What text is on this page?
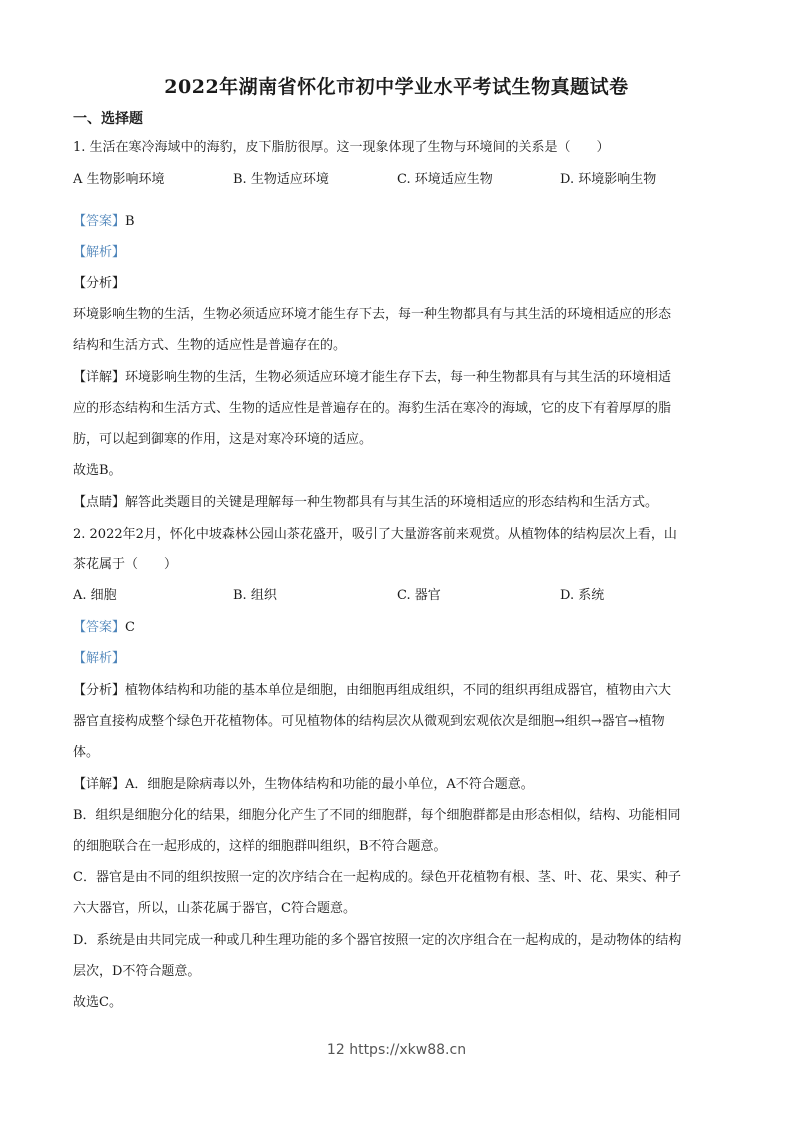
2022年湖南省怀化市初中学业水平考试生物真题试卷
一、选择题
1. 生活在寒冷海域中的海豹，皮下脂肪很厚。这一现象体现了生物与环境间的关系是（　　）
A 生物影响环境	B. 生物适应环境	C. 环境适应生物	D. 环境影响生物
【答案】B
【解析】
【分析】
环境影响生物的生活，生物必须适应环境才能生存下去，每一种生物都具有与其生活的环境相适应的形态
结构和生活方式、生物的适应性是普遍存在的。
【详解】环境影响生物的生活，生物必须适应环境才能生存下去，每一种生物都具有与其生活的环境相适
应的形态结构和生活方式、生物的适应性是普遍存在的。海豹生活在寒冷的海域，它的皮下有着厚厚的脂
肪，可以起到御寒的作用，这是对寒冷环境的适应。
故选B。
【点睛】解答此类题目的关键是理解每一种生物都具有与其生活的环境相适应的形态结构和生活方式。
2. 2022年2月，怀化中坡森林公园山茶花盛开，吸引了大量游客前来观赏。从植物体的结构层次上看，山
茶花属于（　　）
A. 细胞	B. 组织	C. 器官	D. 系统
【答案】C
【解析】
【分析】植物体结构和功能的基本单位是细胞，由细胞再组成组织，不同的组织再组成器官，植物由六大
器官直接构成整个绿色开花植物体。可见植物体的结构层次从微观到宏观依次是细胞→组织→器官→植物
体。
【详解】A．细胞是除病毒以外，生物体结构和功能的最小单位，A不符合题意。
B．组织是细胞分化的结果，细胞分化产生了不同的细胞群，每个细胞群都是由形态相似，结构、功能相同
的细胞联合在一起形成的，这样的细胞群叫组织，B不符合题意。
C．器官是由不同的组织按照一定的次序结合在一起构成的。绿色开花植物有根、茎、叶、花、果实、种子
六大器官，所以，山茶花属于器官，C符合题意。
D．系统是由共同完成一种或几种生理功能的多个器官按照一定的次序组合在一起构成的，是动物体的结构
层次，D不符合题意。
故选C。
12 https://xkw88.cn
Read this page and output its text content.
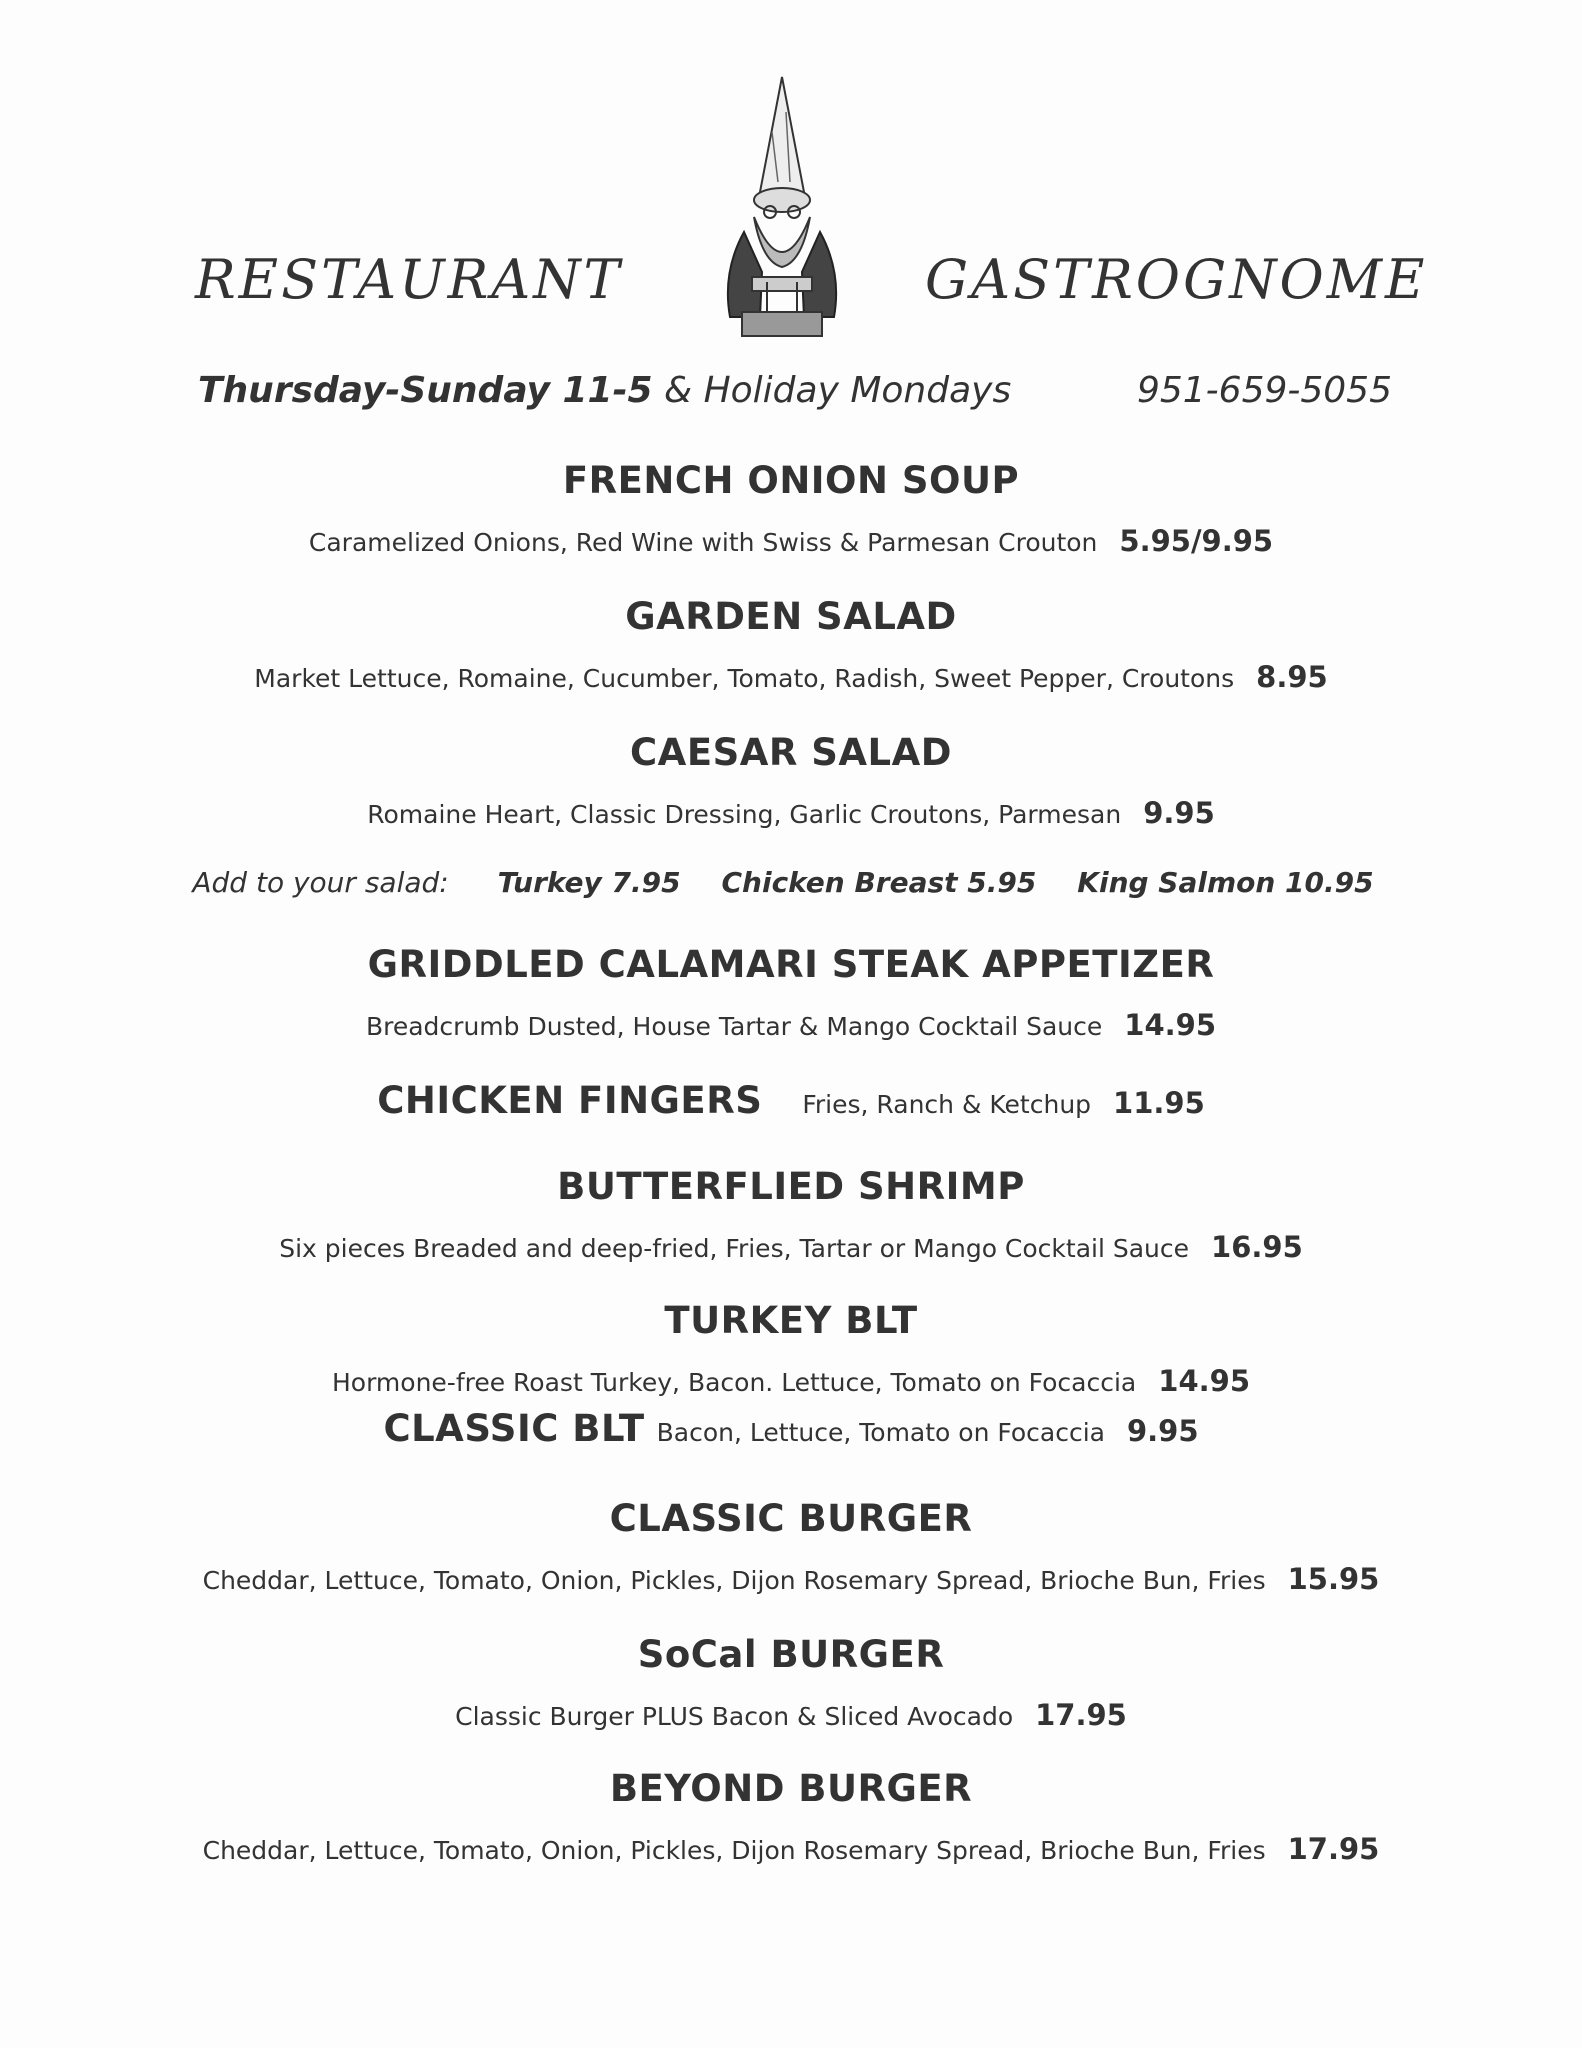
RESTAURANT	GASTROGNOME
Thursday-Sunday 11-5 & Holiday Mondays	951-659-5055
FRENCH ONION SOUP
Caramelized Onions, Red Wine with Swiss & Parmesan Crouton 5.95/9.95
GARDEN SALAD
Market Lettuce, Romaine, Cucumber, Tomato, Radish, Sweet Pepper, Croutons 8.95
CAESAR SALAD
Romaine Heart, Classic Dressing, Garlic Croutons, Parmesan 9.95
Add to your salad: Turkey 7.95 Chicken Breast 5.95 King Salmon 10.95
GRIDDLED CALAMARI STEAK APPETIZER
Breadcrumb Dusted, House Tartar & Mango Cocktail Sauce 14.95
CHICKEN FINGERS Fries, Ranch & Ketchup 11.95
BUTTERFLIED SHRIMP
Six pieces Breaded and deep-fried, Fries, Tartar or Mango Cocktail Sauce 16.95
TURKEY BLT
Hormone-free Roast Turkey, Bacon. Lettuce, Tomato on Focaccia 14.95
CLASSIC BLT Bacon, Lettuce, Tomato on Focaccia 9.95
CLASSIC BURGER
Cheddar, Lettuce, Tomato, Onion, Pickles, Dijon Rosemary Spread, Brioche Bun, Fries 15.95
SoCal BURGER
Classic Burger PLUS Bacon & Sliced Avocado 17.95
BEYOND BURGER
Cheddar, Lettuce, Tomato, Onion, Pickles, Dijon Rosemary Spread, Brioche Bun, Fries 17.95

+++

- [Your goal]: Review the preceding data and report every line that includes the string "Sauce".

- [Solution to this problem]:
Breadcrumb Dusted, House Tartar & Mango Cocktail Sauce 14.95
Six pieces Breaded and deep-fried, Fries, Tartar or Mango Cocktail Sauce 16.95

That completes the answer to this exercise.